Wohnhäuser und Siedlungen Menschen für Monumente Menschen für Denkmale August 2017
"denkmal aktiv – Kulturerbe macht Schule“, das Schulprogramm der Deutschen Stiftung Denkmalschutz, hat im Schuljahr 2016/17 die Heinrich-Metzendorf-Schule in Bensheim unterstützt - und ist begeistert von der Arbeit der Schüler.
Das berufliche Schulzentrum in Bensheim bei Darmstadt hatte schon viele Namen: 1848 gegründet als Handwerker-Sonntagsschule, hieß sie ab 1874 Fortbildungsschule und dann ab 1910/11 Berufsfortbildungs- und Malerschule. Einen klingenden erhielt sie erst mit Abschluss des Umbaus 2005: Heinrich-Metzendorf-Schule. Diese Wahl war ein Glücksgriff. Wer die Schule betritt, spürt sofort, dass sie und der heimatverbundene Landhausarchitekt zu einer Einheit zusammengewachsen sind. Ihr Name ist kein Etikett, vielmehr füllen Lehrer und Schüler ihre Lerninhalte mit Leben aus. Die Deutsche Stiftung Denkmalschutz (DSD) unterstützt im Rahmen ihres Programms „denkmal aktiv – Kulturerbe macht Schule“ sehr gerne die Projekte der Heinrich-Metzendorf-Schule.
Im südhessischen Bensheim ist alles plausibel, eins passt zum anderen. Schon im Foyer begegnet dem Besucher das „Tor zur Bildung“, die von Schülern originalgetreu aus behauenem Sandstein nachgebaute Eingangstür von Heinrich Metzendorfs privatem Landhaus. Der aus einer alteingesessenen Steinmetzfamilie in Heppenheim stammende Metzendorf (1866–1923) erlernte zunächst das Steinmetz- und das Maurerhandwerk im väterlichen Betrieb und besuchte das Alte Kurfürstliche Gymnasium in Bensheim, bevor er seine Studien an der Technischen Hochschule in Darmstadt fortsetzte. 1902 bezog er mit seiner Ehefrau Anna und den fünf Kindern das neu erbaute Wohnhaus mit angeschlossenem Architekturbüro in der Ernst-Ludwig-Straße 25 in Bensheim, am heutigen Metzendorfplatz. Auch die Büste des Architekten steht im Foyer der Schule nicht kommentarlos auf einem Sockel, sondern sein Lebenslauf und die beruflichen Verdienste erläutern, warum gerade er Namensgeber für das Zentrum wurde, das unter anderem zum staatlich geprüften Bautechniker ausbildet.
Im Schuljahr 2016/17 begleitete Studiendirektorin Dr. Angela Forberg Schüler und Schülerinnen der Fachoberschule und der staatlichen Fachschule für Bautechnik dabei, Konzepte für die denkmalgerechte Restaurierung, energetische Ertüchtigung und Umnutzung einer ehemaligen Hofreite in der Heppenheimer Altstadt auszuarbeiten. Unterstützt wurde sie dabei von Fritz Schneider, dem Vorsitzenden der Heppenheimer Altstadtfreunde, als fachlichem Partner. Das seit vielen Jahren leer stehende, für die Gegend typische Fachwerkensemble mit rostrot gestrichenem konstruktivem Fachwerk und anheimelnden blauen Fensterläden steht im Mittelpunkt des dritten Projektes, mit dem sich die Schule am Programm „denkmal aktiv“ der DSD beteiligt. Die Hofreite wurde kürzlich von einer prominenten Familie im Ort erworben, und umso wahrscheinlicher ist es, dass die Pläne der Schüler tatsächlich umgesetzt werden.
══════════
* Übungsaufgaben
1. Prüfe anhand des Auszugs, ob die folgenden Aussagen zutreffen, und beantworte jede mit Ja oder Nein samt den entscheidenden Worten als wörtlichem Zitat: (a) Die Schule wurde 1848 als Handwerker-Sonntagsschule gegründet. (b) Metzendorf bezog das Wohnhaus in der Ernst-Ludwig-Straße 25 im Jahr 1910. (c) Die Hofreite in der Heppenheimer Altstadt wurde kürzlich von einer prominenten Familie im Ort gekauft.
2. Entnimm dem Auszug wortgetreu den Abschnitt, der mit „Das berufliche Schulzentrum“ beginnt und bis einschließlich „Projekte der Heinrich-Metzendorf-Schule.“ reicht.
3. Wer unterstützte Dr. Angela Forberg laut dem Auszug als fachlicher Partner?

* Vorliegende Daten
══════════
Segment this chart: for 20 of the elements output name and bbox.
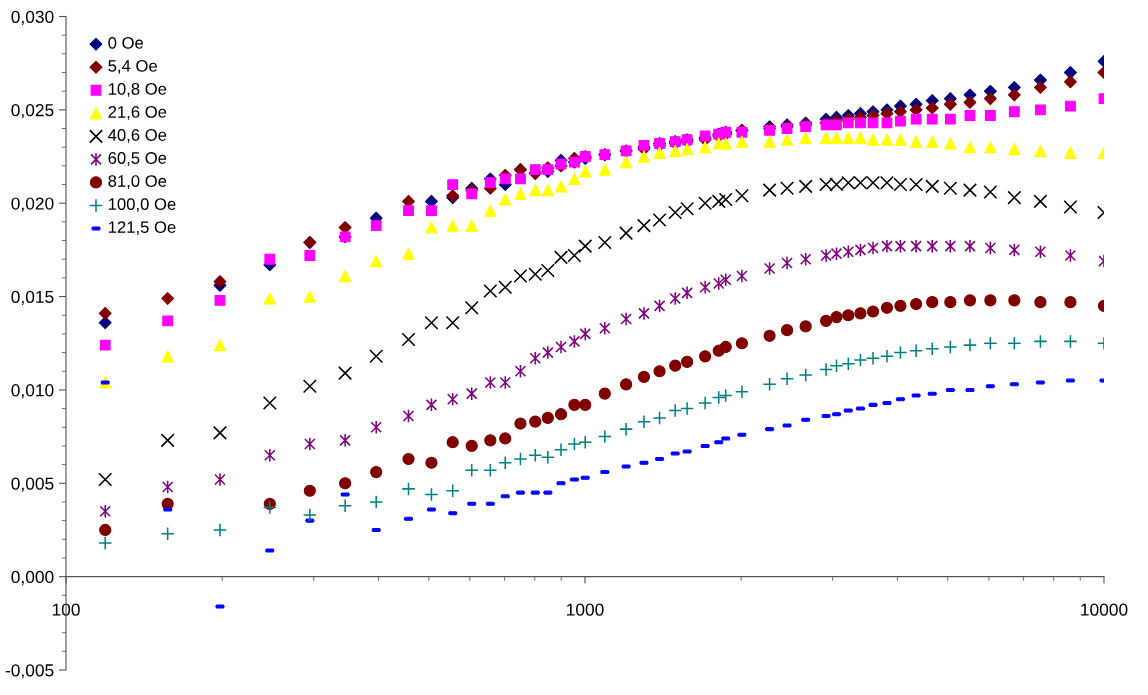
══════════
* Lösungen im Einzelnen
1.
(a) Ja: „1848 gegründet als Handwerker-Sonntagsschule“
(b) Nein: „1902 bezog er mit seiner Ehefrau Anna und den fünf Kindern das neu erbaute Wohnhaus“
(c) Ja: „Die Hofreite wurde kürzlich von einer prominenten Familie im Ort erworben“

2.
Das berufliche Schulzentrum in Bensheim bei Darmstadt hatte schon viele Namen: 1848 gegründet als Handwerker-Sonntagsschule, hieß sie ab 1874 Fortbildungsschule und dann ab 1910/11 Berufsfortbildungs- und Malerschule. Einen klingenden erhielt sie erst mit Abschluss des Umbaus 2005: Heinrich-Metzendorf-Schule. Diese Wahl war ein Glücksgriff. Wer die Schule betritt, spürt sofort, dass sie und der heimatverbundene Landhausarchitekt zu einer Einheit zusammengewachsen sind. Ihr Name ist kein Etikett, vielmehr füllen Lehrer und Schüler ihre Lerninhalte mit Leben aus. Die Deutsche Stiftung Denkmalschutz (DSD) unterstützt im Rahmen ihres Programms „denkmal aktiv – Kulturerbe macht Schule“ sehr gerne die Projekte der Heinrich-Metzendorf-Schule.

3. Fritz Schneider, der Vorsitzende der Heppenheimer Altstadtfreunde.